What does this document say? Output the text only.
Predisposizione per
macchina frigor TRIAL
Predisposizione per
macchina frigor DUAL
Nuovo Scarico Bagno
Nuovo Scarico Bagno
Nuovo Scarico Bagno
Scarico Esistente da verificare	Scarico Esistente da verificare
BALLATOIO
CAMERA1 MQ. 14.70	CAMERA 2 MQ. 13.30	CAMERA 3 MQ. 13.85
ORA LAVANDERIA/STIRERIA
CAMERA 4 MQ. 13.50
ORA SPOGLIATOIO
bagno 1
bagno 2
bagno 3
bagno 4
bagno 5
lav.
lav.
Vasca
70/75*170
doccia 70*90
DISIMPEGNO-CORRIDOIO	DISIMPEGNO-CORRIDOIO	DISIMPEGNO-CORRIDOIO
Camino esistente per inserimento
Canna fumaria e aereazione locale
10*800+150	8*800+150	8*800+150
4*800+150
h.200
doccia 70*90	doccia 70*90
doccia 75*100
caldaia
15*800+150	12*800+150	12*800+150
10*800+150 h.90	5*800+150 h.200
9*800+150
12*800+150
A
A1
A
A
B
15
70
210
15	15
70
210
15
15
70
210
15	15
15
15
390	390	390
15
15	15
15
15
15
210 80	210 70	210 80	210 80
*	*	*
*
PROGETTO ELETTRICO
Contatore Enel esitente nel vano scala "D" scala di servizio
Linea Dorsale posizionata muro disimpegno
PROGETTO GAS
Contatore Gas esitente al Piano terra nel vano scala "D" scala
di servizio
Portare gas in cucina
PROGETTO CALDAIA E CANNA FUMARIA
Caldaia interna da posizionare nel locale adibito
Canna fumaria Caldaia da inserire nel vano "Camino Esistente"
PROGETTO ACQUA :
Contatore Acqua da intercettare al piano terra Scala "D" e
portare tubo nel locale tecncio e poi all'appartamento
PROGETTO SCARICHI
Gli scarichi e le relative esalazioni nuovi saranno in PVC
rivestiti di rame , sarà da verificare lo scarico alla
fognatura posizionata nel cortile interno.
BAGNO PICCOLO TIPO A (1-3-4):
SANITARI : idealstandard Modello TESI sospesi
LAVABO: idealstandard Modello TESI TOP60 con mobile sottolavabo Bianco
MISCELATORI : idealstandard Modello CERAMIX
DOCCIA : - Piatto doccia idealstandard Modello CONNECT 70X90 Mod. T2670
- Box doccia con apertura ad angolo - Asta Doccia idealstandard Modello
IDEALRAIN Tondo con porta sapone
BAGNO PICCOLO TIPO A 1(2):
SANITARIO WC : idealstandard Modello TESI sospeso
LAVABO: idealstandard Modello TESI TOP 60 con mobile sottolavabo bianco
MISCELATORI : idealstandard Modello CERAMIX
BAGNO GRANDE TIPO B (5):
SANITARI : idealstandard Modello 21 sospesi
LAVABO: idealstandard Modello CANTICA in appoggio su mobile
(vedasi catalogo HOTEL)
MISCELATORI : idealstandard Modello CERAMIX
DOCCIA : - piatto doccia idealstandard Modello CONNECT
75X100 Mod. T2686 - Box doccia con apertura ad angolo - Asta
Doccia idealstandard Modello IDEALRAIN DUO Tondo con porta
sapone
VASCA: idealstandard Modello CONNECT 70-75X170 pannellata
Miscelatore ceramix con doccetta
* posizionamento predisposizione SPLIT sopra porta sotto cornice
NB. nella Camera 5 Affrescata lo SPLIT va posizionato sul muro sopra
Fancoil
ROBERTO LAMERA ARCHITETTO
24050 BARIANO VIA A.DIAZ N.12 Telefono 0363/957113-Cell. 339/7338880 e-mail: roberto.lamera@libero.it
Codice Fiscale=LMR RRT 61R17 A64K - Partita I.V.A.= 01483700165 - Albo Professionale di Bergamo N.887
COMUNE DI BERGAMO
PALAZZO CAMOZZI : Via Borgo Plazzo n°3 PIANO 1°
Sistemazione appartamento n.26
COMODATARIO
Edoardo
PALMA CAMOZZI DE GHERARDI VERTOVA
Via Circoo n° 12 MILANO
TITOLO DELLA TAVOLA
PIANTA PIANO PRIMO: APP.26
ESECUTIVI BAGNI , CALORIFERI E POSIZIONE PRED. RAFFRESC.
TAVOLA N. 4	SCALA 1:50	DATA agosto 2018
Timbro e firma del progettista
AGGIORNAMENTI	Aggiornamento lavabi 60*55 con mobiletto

§ Aim
Pick out the lines containing the word "frigor" and show them.

§ Reply
macchina frigor TRIAL
macchina frigor DUAL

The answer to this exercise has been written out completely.